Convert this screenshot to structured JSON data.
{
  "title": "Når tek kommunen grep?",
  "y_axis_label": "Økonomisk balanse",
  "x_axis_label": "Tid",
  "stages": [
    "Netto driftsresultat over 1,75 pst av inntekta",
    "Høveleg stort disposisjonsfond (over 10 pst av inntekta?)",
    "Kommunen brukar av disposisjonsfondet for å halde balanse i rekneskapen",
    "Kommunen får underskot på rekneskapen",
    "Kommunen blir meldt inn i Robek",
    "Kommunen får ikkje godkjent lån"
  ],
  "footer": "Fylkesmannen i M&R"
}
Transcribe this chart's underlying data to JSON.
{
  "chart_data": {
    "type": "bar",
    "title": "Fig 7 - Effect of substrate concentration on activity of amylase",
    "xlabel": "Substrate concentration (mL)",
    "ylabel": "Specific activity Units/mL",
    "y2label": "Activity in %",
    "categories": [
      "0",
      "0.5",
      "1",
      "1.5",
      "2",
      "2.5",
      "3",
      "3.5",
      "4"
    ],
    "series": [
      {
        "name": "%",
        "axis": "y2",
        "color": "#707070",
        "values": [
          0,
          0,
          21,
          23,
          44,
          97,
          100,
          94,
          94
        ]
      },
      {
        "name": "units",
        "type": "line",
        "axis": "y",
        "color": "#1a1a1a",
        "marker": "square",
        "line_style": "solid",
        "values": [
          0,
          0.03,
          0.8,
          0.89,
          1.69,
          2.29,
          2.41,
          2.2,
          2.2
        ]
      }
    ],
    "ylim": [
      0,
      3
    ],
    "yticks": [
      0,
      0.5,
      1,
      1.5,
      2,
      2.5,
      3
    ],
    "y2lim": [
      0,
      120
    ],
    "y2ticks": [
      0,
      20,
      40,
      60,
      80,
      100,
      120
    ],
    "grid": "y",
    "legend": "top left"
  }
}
....................
Transcribe all entries exactly as they are given.

Convert this screenshot to structured JSON data.
{
  "title": "Når tek kommunen grep?",
  "y_axis_label": "Økonomisk balanse",
  "x_axis_label": "Tid",
  "stages": [
    "Netto driftsresultat over 1,75 pst av inntekta",
    "Høveleg stort disposisjonsfond (over 10 pst av inntekta?)",
    "Kommunen brukar av disposisjonsfondet for å halde balanse i rekneskapen",
    "Kommunen får underskot på rekneskapen",
    "Kommunen blir meldt inn i Robek",
    "Kommunen får ikkje godkjent lån"
  ],
  "footer": "Fylkesmannen i M&R"
}
Transcribe this chart's underlying data to JSON.
{
  "chart_data": {
    "type": "bar",
    "title": "Fig 7 - Effect of substrate concentration on activity of amylase",
    "xlabel": "Substrate concentration (mL)",
    "ylabel": "Specific activity Units/mL",
    "y2label": "Activity in %",
    "categories": [
      "0",
      "0.5",
      "1",
      "1.5",
      "2",
      "2.5",
      "3",
      "3.5",
      "4"
    ],
    "series": [
      {
        "name": "%",
        "axis": "y2",
        "color": "#707070",
        "values": [
          0,
          0,
          21,
          23,
          44,
          97,
          100,
          94,
          94
        ]
      },
      {
        "name": "units",
        "type": "line",
        "axis": "y",
        "color": "#1a1a1a",
        "marker": "square",
        "line_style": "solid",
        "values": [
          0,
          0.03,
          0.8,
          0.89,
          1.69,
          2.29,
          2.41,
          2.2,
          2.2
        ]
      }
    ],
    "ylim": [
      0,
      3
    ],
    "yticks": [
      0,
      0.5,
      1,
      1.5,
      2,
      2.5,
      3
    ],
    "y2lim": [
      0,
      120
    ],
    "y2ticks": [
      0,
      20,
      40,
      60,
      80,
      100,
      120
    ],
    "grid": "y",
    "legend": "top left"
  }
}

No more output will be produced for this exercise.